__TASK STATEMENT__. Copy each line that contains the word "right".

__DATA RECORDS__.
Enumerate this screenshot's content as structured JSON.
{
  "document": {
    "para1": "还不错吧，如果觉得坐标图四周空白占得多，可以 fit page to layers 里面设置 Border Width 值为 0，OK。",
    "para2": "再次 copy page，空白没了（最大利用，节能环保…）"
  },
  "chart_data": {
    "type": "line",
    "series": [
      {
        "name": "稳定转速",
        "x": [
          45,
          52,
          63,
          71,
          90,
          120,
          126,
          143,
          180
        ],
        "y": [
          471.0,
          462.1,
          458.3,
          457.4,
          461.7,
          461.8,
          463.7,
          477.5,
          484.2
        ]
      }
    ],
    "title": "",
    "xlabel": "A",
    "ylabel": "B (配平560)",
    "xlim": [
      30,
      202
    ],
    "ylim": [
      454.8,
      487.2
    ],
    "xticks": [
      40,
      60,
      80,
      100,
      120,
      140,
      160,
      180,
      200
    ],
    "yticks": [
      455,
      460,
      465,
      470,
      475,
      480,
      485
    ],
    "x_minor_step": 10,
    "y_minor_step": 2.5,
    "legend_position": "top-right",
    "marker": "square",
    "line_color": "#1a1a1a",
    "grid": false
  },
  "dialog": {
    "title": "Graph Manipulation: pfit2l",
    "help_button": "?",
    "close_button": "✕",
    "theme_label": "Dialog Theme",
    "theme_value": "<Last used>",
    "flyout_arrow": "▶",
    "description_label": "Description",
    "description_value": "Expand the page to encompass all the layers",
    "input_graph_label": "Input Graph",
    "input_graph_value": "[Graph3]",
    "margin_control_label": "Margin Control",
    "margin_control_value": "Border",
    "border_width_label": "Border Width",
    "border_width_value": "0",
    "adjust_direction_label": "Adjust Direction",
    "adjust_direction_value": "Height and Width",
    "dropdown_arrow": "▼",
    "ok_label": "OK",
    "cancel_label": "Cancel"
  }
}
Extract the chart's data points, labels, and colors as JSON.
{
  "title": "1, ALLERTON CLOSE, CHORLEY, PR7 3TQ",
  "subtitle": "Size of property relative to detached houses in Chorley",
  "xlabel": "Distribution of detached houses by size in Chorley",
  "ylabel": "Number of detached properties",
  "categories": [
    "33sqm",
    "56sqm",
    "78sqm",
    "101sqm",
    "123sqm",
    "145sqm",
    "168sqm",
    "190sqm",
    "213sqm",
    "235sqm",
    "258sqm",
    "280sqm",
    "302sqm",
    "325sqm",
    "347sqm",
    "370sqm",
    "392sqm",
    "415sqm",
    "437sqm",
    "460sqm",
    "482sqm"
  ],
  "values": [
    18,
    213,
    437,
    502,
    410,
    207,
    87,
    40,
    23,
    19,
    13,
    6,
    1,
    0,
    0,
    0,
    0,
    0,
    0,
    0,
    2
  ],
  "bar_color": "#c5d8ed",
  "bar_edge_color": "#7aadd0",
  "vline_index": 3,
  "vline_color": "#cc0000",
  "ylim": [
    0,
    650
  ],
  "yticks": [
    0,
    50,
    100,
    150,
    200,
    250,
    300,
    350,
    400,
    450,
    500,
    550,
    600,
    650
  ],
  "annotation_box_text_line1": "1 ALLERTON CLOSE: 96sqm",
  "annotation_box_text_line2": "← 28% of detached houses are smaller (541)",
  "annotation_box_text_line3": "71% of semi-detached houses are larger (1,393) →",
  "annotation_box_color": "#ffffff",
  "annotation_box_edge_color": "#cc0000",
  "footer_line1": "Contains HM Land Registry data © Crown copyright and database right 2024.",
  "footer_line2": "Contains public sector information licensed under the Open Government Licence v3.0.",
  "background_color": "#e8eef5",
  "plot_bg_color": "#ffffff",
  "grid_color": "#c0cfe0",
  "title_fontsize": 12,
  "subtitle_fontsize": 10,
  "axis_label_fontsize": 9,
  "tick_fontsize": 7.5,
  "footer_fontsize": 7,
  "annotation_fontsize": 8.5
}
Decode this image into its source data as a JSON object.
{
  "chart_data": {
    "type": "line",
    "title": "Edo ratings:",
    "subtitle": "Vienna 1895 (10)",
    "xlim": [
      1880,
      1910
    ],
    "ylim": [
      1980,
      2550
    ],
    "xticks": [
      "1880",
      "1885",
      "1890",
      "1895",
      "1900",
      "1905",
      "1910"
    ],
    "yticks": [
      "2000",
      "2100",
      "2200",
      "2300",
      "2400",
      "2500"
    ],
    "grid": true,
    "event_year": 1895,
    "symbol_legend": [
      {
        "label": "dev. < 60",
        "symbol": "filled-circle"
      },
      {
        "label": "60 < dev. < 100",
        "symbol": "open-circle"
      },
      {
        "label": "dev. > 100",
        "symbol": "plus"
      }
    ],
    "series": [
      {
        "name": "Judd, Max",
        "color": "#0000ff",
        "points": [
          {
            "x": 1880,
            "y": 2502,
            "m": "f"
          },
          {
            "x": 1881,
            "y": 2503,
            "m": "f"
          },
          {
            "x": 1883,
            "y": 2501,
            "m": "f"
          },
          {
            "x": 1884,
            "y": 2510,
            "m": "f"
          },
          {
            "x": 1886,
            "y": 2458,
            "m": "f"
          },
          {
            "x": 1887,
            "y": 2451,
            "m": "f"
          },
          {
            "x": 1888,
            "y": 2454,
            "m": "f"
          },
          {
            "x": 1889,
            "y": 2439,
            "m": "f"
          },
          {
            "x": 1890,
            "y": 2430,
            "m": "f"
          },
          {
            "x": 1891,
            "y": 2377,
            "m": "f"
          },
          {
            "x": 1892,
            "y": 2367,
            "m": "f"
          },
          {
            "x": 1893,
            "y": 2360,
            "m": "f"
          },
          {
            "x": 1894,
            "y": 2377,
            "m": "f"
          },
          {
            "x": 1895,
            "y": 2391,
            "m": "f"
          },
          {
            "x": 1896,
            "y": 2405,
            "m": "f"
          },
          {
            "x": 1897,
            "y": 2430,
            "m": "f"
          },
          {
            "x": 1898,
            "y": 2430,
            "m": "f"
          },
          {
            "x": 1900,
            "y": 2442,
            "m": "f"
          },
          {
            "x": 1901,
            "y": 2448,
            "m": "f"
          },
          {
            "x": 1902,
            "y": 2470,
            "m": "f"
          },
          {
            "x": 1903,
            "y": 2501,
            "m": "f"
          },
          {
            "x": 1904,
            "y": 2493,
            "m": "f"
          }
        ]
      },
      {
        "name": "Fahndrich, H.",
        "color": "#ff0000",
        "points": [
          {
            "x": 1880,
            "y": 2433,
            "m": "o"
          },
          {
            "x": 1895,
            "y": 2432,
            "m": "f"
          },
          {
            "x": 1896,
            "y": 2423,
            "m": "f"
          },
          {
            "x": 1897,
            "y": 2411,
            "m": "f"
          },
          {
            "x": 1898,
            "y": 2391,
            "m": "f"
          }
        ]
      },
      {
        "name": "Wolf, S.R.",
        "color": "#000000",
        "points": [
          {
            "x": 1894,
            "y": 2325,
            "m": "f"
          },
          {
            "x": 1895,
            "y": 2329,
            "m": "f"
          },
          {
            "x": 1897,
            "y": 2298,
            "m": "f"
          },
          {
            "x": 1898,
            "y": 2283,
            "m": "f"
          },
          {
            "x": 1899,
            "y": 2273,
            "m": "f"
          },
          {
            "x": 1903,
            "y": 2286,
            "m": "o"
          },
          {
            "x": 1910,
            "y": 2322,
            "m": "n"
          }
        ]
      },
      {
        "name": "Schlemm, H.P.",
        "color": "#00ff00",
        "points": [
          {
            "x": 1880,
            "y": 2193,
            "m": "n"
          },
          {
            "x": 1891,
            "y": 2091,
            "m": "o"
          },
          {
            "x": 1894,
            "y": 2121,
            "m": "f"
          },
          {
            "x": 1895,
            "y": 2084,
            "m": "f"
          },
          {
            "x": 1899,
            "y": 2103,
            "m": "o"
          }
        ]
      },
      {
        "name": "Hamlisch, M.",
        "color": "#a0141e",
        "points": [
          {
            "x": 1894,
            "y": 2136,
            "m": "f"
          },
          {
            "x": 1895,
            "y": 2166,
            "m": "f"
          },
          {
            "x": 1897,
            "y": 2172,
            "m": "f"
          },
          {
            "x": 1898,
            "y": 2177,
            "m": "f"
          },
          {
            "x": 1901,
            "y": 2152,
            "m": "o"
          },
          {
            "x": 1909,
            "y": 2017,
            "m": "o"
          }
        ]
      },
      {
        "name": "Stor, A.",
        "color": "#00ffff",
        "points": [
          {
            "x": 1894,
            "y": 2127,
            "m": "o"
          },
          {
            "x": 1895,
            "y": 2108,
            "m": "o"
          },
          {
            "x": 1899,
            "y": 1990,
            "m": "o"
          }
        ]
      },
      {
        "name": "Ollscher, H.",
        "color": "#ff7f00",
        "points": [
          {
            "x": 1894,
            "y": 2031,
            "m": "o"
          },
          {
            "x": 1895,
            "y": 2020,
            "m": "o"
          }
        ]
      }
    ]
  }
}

__THE OUTPUT__.
    "legend_position": "top-right",
  "footer_line1": "Contains HM Land Registry data © Crown copyright and database right 2024.",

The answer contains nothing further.